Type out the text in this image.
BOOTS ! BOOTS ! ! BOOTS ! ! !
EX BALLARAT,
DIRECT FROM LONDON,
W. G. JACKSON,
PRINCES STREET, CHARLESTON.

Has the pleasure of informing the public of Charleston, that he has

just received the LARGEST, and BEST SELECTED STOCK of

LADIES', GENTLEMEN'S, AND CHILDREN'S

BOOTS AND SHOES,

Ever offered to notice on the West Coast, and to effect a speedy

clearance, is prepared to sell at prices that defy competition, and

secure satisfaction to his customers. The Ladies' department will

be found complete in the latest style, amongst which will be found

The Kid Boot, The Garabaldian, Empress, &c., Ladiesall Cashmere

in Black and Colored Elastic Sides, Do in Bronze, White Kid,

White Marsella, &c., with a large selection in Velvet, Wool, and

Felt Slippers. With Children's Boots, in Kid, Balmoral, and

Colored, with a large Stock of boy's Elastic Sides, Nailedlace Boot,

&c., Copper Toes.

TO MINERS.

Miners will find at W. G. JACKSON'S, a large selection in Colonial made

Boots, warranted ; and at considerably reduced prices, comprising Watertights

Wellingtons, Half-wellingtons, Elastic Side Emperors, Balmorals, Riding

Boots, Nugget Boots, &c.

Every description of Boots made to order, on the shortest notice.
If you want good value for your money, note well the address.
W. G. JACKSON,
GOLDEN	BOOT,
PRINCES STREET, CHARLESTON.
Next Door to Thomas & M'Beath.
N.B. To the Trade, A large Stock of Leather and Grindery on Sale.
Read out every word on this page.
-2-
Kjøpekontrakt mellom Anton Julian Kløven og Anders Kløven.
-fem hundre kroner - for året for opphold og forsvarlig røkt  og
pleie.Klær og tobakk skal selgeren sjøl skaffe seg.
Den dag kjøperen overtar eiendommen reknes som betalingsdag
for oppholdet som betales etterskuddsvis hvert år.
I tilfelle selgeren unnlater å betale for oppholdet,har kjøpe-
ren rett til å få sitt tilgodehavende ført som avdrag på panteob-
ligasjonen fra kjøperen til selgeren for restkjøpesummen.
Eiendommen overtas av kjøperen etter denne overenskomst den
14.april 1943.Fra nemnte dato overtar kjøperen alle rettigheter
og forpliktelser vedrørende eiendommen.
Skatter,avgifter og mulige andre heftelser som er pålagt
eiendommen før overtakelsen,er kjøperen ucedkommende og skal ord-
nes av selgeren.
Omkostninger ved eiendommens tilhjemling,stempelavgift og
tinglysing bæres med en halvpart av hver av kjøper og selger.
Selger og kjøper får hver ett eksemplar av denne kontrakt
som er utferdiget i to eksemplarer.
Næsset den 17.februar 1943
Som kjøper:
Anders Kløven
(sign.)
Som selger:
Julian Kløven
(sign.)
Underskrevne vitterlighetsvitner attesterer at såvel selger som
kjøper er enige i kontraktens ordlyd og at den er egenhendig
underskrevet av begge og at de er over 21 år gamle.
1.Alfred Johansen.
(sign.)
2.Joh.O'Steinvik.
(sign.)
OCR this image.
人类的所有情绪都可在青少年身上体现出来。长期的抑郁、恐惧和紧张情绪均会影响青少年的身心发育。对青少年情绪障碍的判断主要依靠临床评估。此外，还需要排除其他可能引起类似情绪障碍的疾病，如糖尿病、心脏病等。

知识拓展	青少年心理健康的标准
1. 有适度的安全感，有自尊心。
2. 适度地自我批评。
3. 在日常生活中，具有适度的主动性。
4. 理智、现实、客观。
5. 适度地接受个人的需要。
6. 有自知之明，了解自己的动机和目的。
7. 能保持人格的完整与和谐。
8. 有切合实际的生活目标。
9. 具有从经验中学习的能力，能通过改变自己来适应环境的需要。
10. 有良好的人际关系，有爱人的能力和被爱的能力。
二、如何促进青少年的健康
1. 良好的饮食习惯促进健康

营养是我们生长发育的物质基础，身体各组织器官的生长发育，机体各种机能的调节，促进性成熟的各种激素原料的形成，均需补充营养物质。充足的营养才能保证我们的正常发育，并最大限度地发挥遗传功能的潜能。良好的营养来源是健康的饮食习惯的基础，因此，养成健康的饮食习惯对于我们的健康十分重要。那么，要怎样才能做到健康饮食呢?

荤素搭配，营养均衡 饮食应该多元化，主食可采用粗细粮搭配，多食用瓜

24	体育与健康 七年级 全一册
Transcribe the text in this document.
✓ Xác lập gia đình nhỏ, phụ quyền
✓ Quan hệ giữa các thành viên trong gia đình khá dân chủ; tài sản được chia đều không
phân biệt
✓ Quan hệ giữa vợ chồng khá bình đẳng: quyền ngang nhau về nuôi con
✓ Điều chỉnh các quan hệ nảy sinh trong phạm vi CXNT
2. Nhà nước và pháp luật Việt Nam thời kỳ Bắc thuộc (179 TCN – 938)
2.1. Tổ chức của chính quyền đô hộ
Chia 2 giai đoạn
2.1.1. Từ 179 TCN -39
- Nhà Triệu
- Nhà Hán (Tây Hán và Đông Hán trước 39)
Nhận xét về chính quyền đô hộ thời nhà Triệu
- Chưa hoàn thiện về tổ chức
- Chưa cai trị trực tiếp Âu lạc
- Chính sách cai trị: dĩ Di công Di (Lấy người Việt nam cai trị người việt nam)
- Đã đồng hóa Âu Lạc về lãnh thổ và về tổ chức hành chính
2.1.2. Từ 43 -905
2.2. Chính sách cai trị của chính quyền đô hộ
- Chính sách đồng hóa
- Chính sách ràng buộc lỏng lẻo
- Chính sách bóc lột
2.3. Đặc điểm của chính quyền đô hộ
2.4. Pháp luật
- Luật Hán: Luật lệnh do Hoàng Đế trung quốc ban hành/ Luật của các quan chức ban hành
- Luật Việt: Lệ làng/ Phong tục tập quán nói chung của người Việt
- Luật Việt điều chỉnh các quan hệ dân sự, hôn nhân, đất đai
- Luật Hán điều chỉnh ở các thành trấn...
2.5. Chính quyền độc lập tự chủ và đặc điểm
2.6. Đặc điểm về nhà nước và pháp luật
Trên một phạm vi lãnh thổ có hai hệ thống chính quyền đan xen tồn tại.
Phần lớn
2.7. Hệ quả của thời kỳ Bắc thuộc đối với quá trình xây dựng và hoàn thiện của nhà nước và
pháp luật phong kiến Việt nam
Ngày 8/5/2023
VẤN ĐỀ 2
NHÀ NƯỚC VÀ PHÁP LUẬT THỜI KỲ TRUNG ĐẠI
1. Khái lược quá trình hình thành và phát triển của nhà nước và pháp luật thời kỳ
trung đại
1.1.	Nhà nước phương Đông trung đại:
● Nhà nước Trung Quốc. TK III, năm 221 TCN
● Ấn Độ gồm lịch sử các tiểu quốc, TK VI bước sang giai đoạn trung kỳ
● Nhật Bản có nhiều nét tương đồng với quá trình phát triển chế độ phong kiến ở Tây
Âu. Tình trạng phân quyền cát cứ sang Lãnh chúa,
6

============================================================

## WORK TO BE COMPLETED
Transcribe every entry exactly, omitting nothing.

## RESULT
Type out the text in this image.
BOOTS ! BOOTS ! ! BOOTS ! ! !
EX BALLARAT,
DIRECT FROM LONDON,
W. G. JACKSON,
PRINCES STREET, CHARLESTON.

Has the pleasure of informing the public of Charleston, that he has

just received the LARGEST, and BEST SELECTED STOCK of

LADIES', GENTLEMEN'S, AND CHILDREN'S

BOOTS AND SHOES,

Ever offered to notice on the West Coast, and to effect a speedy

clearance, is prepared to sell at prices that defy competition, and

secure satisfaction to his customers. The Ladies' department will

be found complete in the latest style, amongst which will be found

The Kid Boot, The Garabaldian, Empress, &c., Ladiesall Cashmere

in Black and Colored Elastic Sides, Do in Bronze, White Kid,

White Marsella, &c., with a large selection in Velvet, Wool, and

Felt Slippers. With Children's Boots, in Kid, Balmoral, and

Colored, with a large Stock of boy's Elastic Sides, Nailedlace Boot,

&c., Copper Toes.

TO MINERS.

Miners will find at W. G. JACKSON'S, a large selection in Colonial made

Boots, warranted ; and at considerably reduced prices, comprising Watertights

Wellingtons, Half-wellingtons, Elastic Side Emperors, Balmorals, Riding

Boots, Nugget Boots, &c.

Every description of Boots made to order, on the shortest notice.
If you want good value for your money, note well the address.
W. G. JACKSON,
GOLDEN	BOOT,
PRINCES STREET, CHARLESTON.
Next Door to Thomas & M'Beath.
N.B. To the Trade, A large Stock of Leather and Grindery on Sale.
Read out every word on this page.
-2-
Kjøpekontrakt mellom Anton Julian Kløven og Anders Kløven.
-fem hundre kroner - for året for opphold og forsvarlig røkt  og
pleie.Klær og tobakk skal selgeren sjøl skaffe seg.
Den dag kjøperen overtar eiendommen reknes som betalingsdag
for oppholdet som betales etterskuddsvis hvert år.
I tilfelle selgeren unnlater å betale for oppholdet,har kjøpe-
ren rett til å få sitt tilgodehavende ført som avdrag på panteob-
ligasjonen fra kjøperen til selgeren for restkjøpesummen.
Eiendommen overtas av kjøperen etter denne overenskomst den
14.april 1943.Fra nemnte dato overtar kjøperen alle rettigheter
og forpliktelser vedrørende eiendommen.
Skatter,avgifter og mulige andre heftelser som er pålagt
eiendommen før overtakelsen,er kjøperen ucedkommende og skal ord-
nes av selgeren.
Omkostninger ved eiendommens tilhjemling,stempelavgift og
tinglysing bæres med en halvpart av hver av kjøper og selger.
Selger og kjøper får hver ett eksemplar av denne kontrakt
som er utferdiget i to eksemplarer.
Næsset den 17.februar 1943
Som kjøper:
Anders Kløven
(sign.)
Som selger:
Julian Kløven
(sign.)
Underskrevne vitterlighetsvitner attesterer at såvel selger som
kjøper er enige i kontraktens ordlyd og at den er egenhendig
underskrevet av begge og at de er over 21 år gamle.
1.Alfred Johansen.
(sign.)
2.Joh.O'Steinvik.
(sign.)
OCR this image.
人类的所有情绪都可在青少年身上体现出来。长期的抑郁、恐惧和紧张情绪均会影响青少年的身心发育。对青少年情绪障碍的判断主要依靠临床评估。此外，还需要排除其他可能引起类似情绪障碍的疾病，如糖尿病、心脏病等。

知识拓展	青少年心理健康的标准
1. 有适度的安全感，有自尊心。
2. 适度地自我批评。
3. 在日常生活中，具有适度的主动性。
4. 理智、现实、客观。
5. 适度地接受个人的需要。
6. 有自知之明，了解自己的动机和目的。
7. 能保持人格的完整与和谐。
8. 有切合实际的生活目标。
9. 具有从经验中学习的能力，能通过改变自己来适应环境的需要。
10. 有良好的人际关系，有爱人的能力和被爱的能力。
二、如何促进青少年的健康
1. 良好的饮食习惯促进健康

营养是我们生长发育的物质基础，身体各组织器官的生长发育，机体各种机能的调节，促进性成熟的各种激素原料的形成，均需补充营养物质。充足的营养才能保证我们的正常发育，并最大限度地发挥遗传功能的潜能。良好的营养来源是健康的饮食习惯的基础，因此，养成健康的饮食习惯对于我们的健康十分重要。那么，要怎样才能做到健康饮食呢?

荤素搭配，营养均衡 饮食应该多元化，主食可采用粗细粮搭配，多食用瓜

24	体育与健康 七年级 全一册
Transcribe the text in this document.
✓ Xác lập gia đình nhỏ, phụ quyền
✓ Quan hệ giữa các thành viên trong gia đình khá dân chủ; tài sản được chia đều không
phân biệt
✓ Quan hệ giữa vợ chồng khá bình đẳng: quyền ngang nhau về nuôi con
✓ Điều chỉnh các quan hệ nảy sinh trong phạm vi CXNT
2. Nhà nước và pháp luật Việt Nam thời kỳ Bắc thuộc (179 TCN – 938)
2.1. Tổ chức của chính quyền đô hộ
Chia 2 giai đoạn
2.1.1. Từ 179 TCN -39
- Nhà Triệu
- Nhà Hán (Tây Hán và Đông Hán trước 39)
Nhận xét về chính quyền đô hộ thời nhà Triệu
- Chưa hoàn thiện về tổ chức
- Chưa cai trị trực tiếp Âu lạc
- Chính sách cai trị: dĩ Di công Di (Lấy người Việt nam cai trị người việt nam)
- Đã đồng hóa Âu Lạc về lãnh thổ và về tổ chức hành chính
2.1.2. Từ 43 -905
2.2. Chính sách cai trị của chính quyền đô hộ
- Chính sách đồng hóa
- Chính sách ràng buộc lỏng lẻo
- Chính sách bóc lột
2.3. Đặc điểm của chính quyền đô hộ
2.4. Pháp luật
- Luật Hán: Luật lệnh do Hoàng Đế trung quốc ban hành/ Luật của các quan chức ban hành
- Luật Việt: Lệ làng/ Phong tục tập quán nói chung của người Việt
- Luật Việt điều chỉnh các quan hệ dân sự, hôn nhân, đất đai
- Luật Hán điều chỉnh ở các thành trấn...
2.5. Chính quyền độc lập tự chủ và đặc điểm
2.6. Đặc điểm về nhà nước và pháp luật
Trên một phạm vi lãnh thổ có hai hệ thống chính quyền đan xen tồn tại.
Phần lớn
2.7. Hệ quả của thời kỳ Bắc thuộc đối với quá trình xây dựng và hoàn thiện của nhà nước và
pháp luật phong kiến Việt nam
Ngày 8/5/2023
VẤN ĐỀ 2
NHÀ NƯỚC VÀ PHÁP LUẬT THỜI KỲ TRUNG ĐẠI
1. Khái lược quá trình hình thành và phát triển của nhà nước và pháp luật thời kỳ
trung đại
1.1.	Nhà nước phương Đông trung đại:
● Nhà nước Trung Quốc. TK III, năm 221 TCN
● Ấn Độ gồm lịch sử các tiểu quốc, TK VI bước sang giai đoạn trung kỳ
● Nhật Bản có nhiều nét tương đồng với quá trình phát triển chế độ phong kiến ở Tây
Âu. Tình trạng phân quyền cát cứ sang Lãnh chúa,
6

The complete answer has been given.